>>>

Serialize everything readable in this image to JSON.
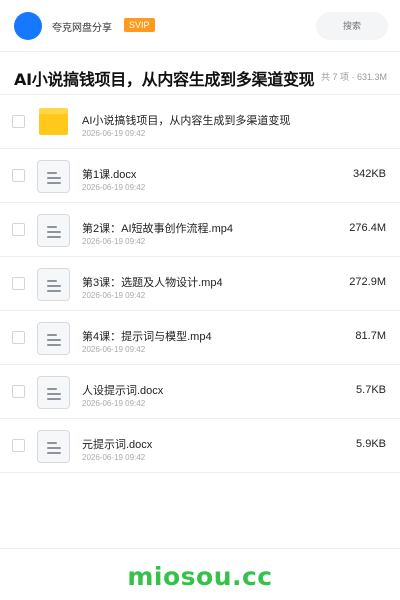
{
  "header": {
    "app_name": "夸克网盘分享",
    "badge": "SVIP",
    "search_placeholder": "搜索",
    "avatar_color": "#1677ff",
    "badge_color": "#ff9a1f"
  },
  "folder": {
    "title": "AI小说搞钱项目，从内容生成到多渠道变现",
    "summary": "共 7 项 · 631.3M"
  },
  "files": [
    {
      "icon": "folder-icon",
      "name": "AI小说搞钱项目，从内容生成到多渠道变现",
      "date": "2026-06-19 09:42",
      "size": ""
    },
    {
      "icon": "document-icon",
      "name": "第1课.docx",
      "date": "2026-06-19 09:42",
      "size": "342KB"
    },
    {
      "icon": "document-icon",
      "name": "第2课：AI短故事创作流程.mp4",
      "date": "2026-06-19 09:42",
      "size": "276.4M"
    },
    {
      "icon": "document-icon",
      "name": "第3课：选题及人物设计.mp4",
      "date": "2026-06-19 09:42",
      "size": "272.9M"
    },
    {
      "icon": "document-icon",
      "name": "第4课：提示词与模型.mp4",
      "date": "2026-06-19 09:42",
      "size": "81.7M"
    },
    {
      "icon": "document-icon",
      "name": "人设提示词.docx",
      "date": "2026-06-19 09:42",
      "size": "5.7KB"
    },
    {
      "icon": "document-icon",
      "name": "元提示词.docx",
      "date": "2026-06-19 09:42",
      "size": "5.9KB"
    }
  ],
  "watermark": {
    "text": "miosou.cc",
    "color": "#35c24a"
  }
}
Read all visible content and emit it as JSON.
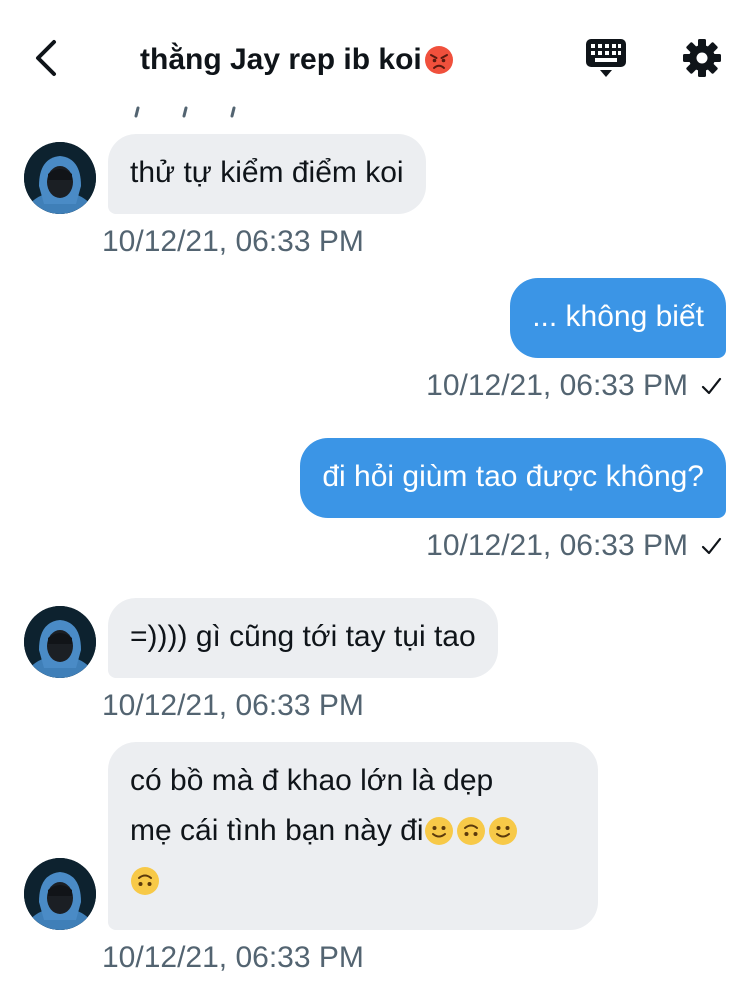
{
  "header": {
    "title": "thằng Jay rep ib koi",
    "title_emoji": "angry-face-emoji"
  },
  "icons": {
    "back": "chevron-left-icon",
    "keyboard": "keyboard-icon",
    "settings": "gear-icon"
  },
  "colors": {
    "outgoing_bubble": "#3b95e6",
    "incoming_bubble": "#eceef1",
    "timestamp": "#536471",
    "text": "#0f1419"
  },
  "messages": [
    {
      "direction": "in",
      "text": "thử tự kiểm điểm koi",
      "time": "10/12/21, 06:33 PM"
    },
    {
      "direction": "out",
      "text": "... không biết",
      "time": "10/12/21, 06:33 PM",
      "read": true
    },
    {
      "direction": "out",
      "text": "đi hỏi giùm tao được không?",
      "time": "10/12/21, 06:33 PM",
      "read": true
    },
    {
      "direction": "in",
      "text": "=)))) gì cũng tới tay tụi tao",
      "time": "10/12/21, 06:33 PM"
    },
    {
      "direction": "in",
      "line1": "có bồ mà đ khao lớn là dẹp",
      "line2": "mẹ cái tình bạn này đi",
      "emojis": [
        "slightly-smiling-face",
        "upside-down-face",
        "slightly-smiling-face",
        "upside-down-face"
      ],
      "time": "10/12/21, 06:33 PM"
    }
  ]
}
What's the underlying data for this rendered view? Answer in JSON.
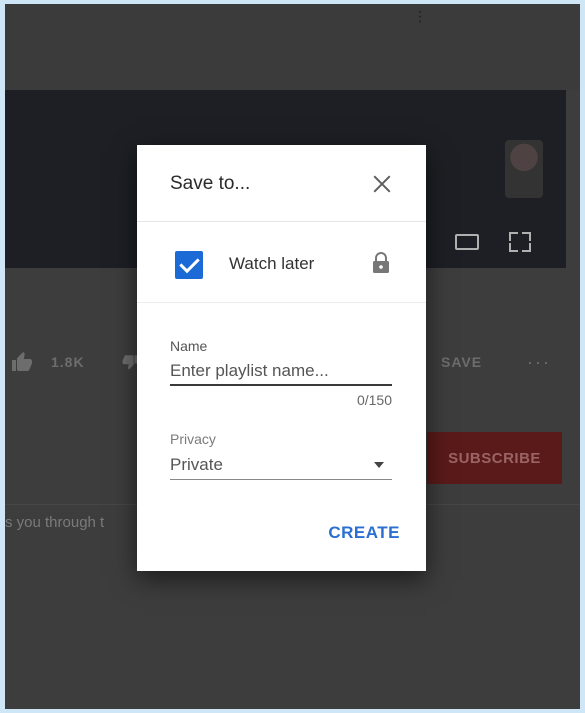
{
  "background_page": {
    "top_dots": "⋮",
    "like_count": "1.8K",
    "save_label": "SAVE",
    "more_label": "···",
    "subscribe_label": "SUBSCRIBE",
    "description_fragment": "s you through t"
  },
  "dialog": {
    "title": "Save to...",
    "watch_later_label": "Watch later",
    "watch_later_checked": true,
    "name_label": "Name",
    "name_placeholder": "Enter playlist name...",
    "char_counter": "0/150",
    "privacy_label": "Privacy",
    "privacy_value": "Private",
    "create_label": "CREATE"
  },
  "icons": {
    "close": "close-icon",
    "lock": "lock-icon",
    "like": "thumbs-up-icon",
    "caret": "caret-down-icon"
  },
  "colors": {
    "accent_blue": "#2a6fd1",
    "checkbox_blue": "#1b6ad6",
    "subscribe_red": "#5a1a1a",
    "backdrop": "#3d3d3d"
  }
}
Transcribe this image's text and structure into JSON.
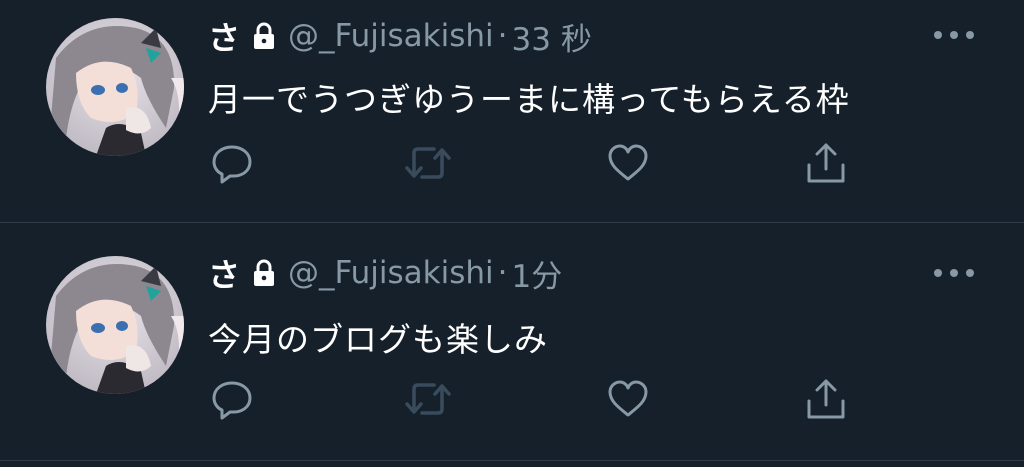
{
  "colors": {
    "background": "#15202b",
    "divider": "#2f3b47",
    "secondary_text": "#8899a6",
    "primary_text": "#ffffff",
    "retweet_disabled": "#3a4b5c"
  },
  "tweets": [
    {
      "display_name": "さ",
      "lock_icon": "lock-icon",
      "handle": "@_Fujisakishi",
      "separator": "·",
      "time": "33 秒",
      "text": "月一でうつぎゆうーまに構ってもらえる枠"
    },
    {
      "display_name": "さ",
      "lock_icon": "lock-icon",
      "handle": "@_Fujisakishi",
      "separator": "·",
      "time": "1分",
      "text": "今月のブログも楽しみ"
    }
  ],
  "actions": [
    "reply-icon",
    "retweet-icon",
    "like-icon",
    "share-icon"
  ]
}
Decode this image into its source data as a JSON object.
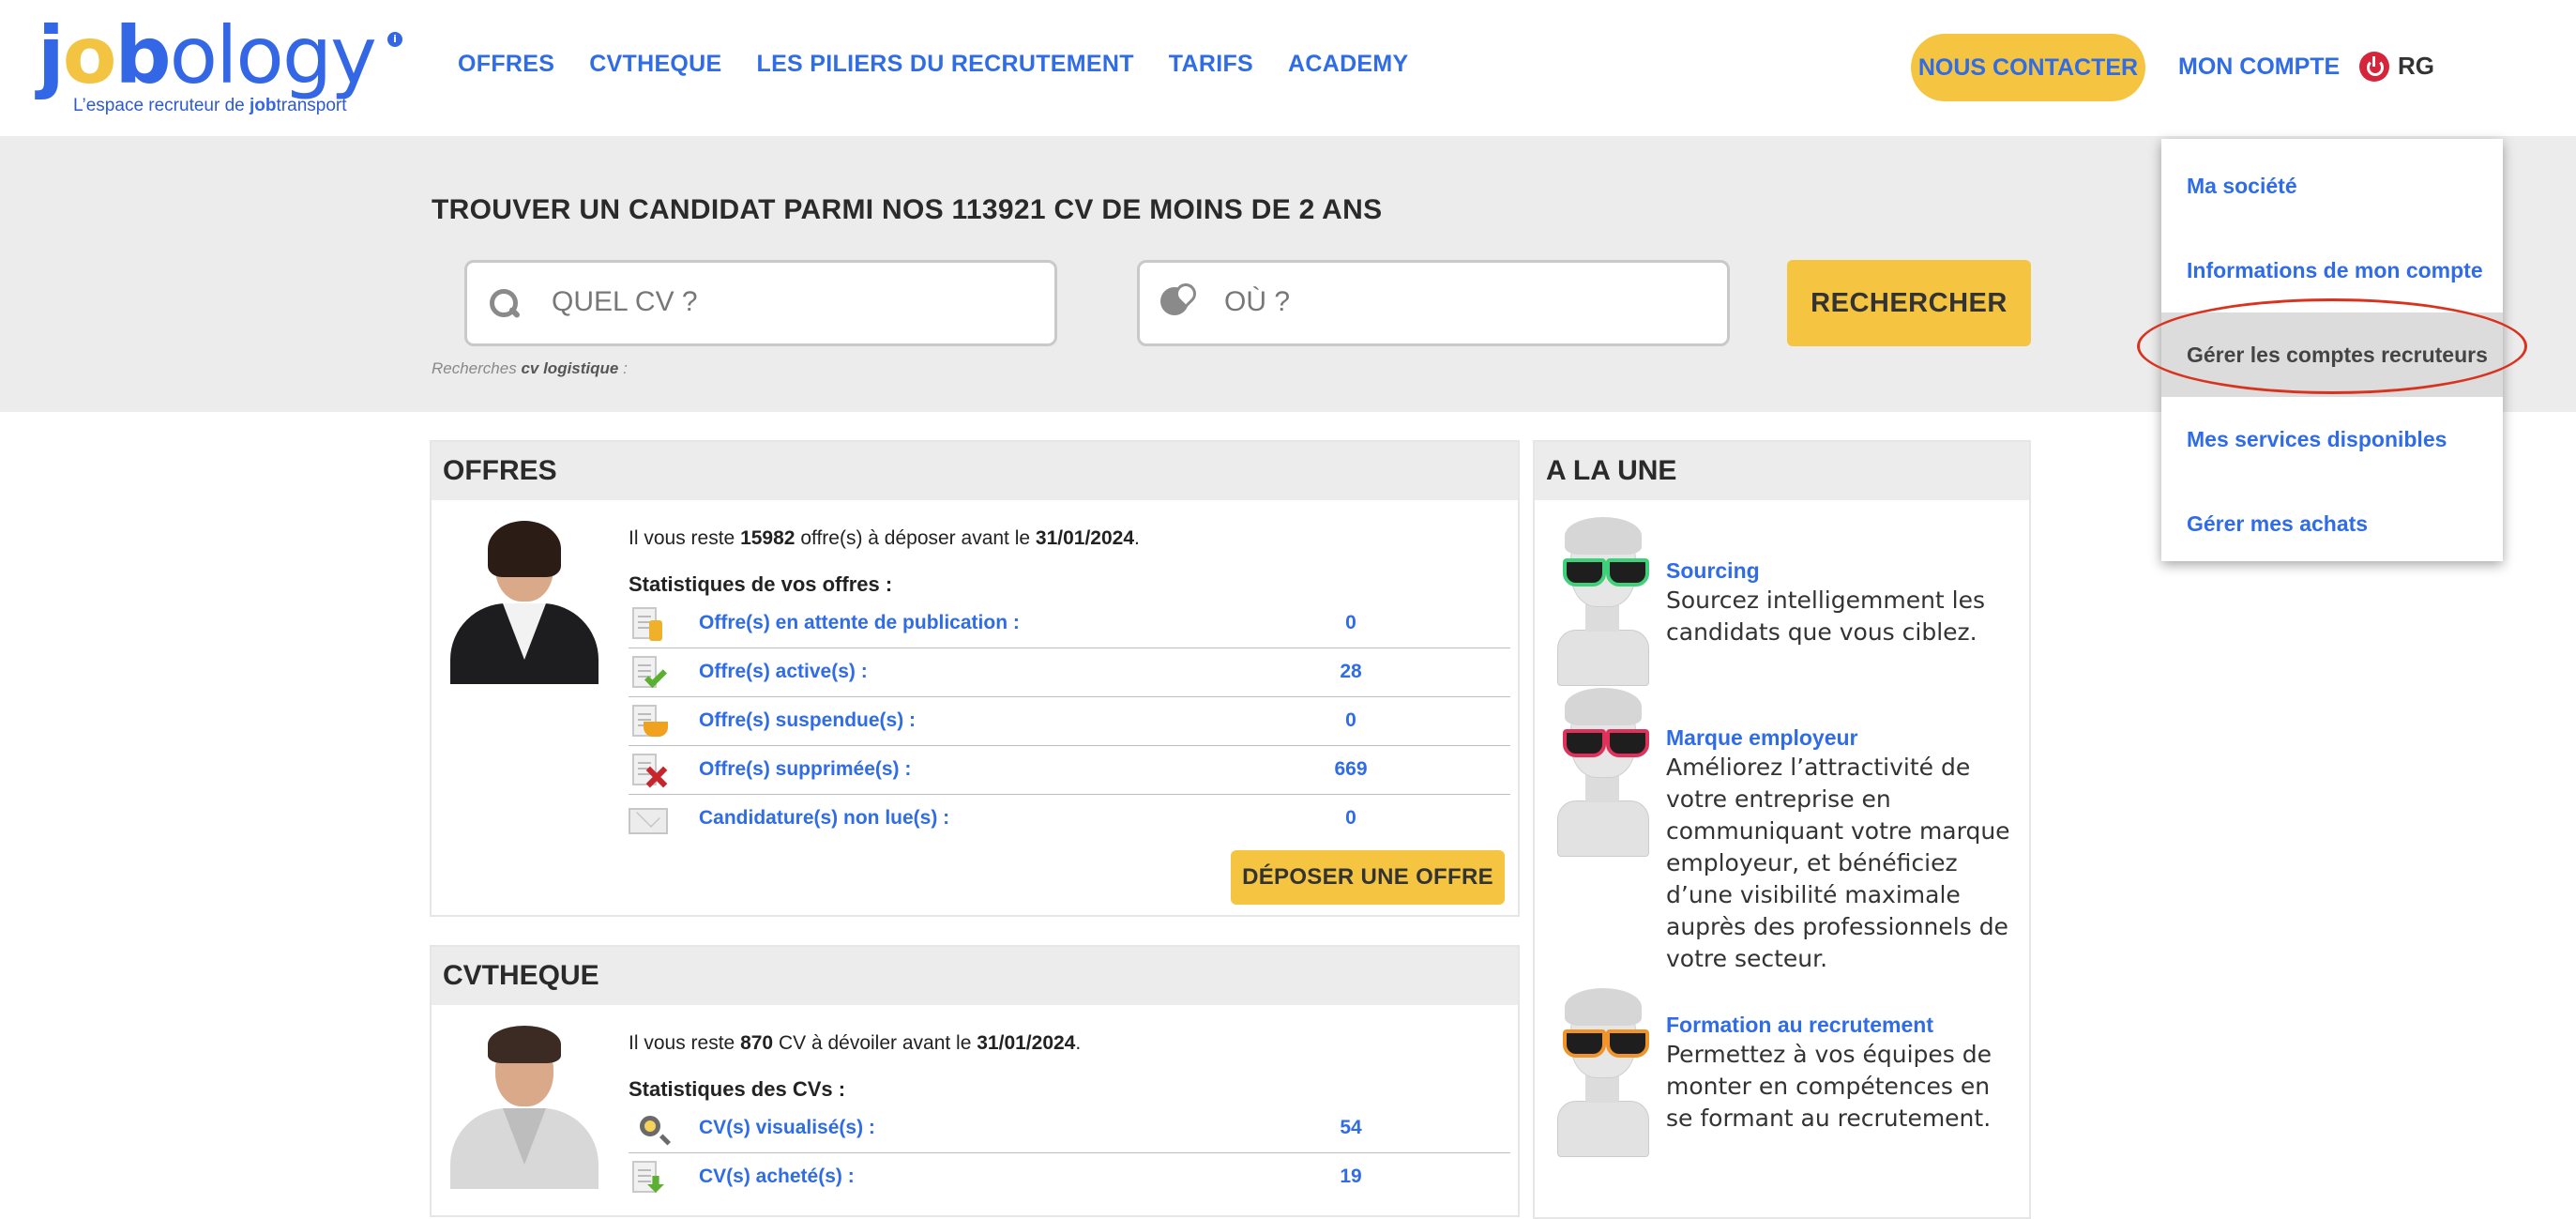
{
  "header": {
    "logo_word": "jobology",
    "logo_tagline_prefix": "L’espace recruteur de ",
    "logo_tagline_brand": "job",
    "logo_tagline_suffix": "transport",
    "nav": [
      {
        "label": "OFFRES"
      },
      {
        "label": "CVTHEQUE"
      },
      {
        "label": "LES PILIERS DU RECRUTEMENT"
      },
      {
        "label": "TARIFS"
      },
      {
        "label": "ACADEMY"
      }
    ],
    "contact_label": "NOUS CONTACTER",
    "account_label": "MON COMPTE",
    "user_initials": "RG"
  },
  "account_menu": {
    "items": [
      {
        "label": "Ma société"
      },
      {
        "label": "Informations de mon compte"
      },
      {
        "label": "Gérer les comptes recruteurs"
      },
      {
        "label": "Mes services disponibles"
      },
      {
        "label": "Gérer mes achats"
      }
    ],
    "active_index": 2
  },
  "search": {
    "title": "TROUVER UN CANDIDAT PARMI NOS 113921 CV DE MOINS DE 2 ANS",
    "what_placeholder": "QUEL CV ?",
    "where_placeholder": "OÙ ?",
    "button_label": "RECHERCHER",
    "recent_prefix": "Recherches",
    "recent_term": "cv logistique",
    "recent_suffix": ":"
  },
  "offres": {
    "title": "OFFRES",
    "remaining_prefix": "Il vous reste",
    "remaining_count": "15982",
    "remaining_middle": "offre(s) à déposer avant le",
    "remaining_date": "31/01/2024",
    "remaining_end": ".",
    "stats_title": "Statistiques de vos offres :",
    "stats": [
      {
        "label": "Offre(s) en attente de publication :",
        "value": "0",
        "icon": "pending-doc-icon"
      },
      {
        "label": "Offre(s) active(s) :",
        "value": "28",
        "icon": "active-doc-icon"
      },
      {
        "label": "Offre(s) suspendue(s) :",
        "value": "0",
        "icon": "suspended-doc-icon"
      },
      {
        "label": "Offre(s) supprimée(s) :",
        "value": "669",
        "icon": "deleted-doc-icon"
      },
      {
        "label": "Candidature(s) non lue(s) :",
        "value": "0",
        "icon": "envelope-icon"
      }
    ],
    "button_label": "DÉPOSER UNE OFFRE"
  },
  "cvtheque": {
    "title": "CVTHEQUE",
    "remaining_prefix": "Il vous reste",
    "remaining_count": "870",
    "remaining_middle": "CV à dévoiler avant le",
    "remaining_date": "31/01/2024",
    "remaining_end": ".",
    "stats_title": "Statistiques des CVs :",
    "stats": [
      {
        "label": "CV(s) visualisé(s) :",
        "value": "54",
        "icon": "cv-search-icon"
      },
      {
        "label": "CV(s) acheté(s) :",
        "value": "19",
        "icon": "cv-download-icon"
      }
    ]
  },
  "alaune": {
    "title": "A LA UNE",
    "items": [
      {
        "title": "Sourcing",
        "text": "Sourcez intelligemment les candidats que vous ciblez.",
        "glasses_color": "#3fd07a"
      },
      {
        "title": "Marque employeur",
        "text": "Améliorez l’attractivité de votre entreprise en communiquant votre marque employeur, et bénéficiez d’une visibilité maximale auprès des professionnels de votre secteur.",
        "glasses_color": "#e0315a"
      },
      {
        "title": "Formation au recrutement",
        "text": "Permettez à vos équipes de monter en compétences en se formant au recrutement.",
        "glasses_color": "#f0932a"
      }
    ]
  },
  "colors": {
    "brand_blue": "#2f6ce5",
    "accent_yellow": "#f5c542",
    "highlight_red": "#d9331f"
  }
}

<<<

### WHAT TO DO
From the records, copy every line that has the string "size" in it.

### COMPLETE ANSWER
      "size": ""
      "size": "342KB"
      "size": "276.4M"
      "size": "272.9M"
      "size": "81.7M"
      "size": "5.7KB"
      "size": "5.9KB"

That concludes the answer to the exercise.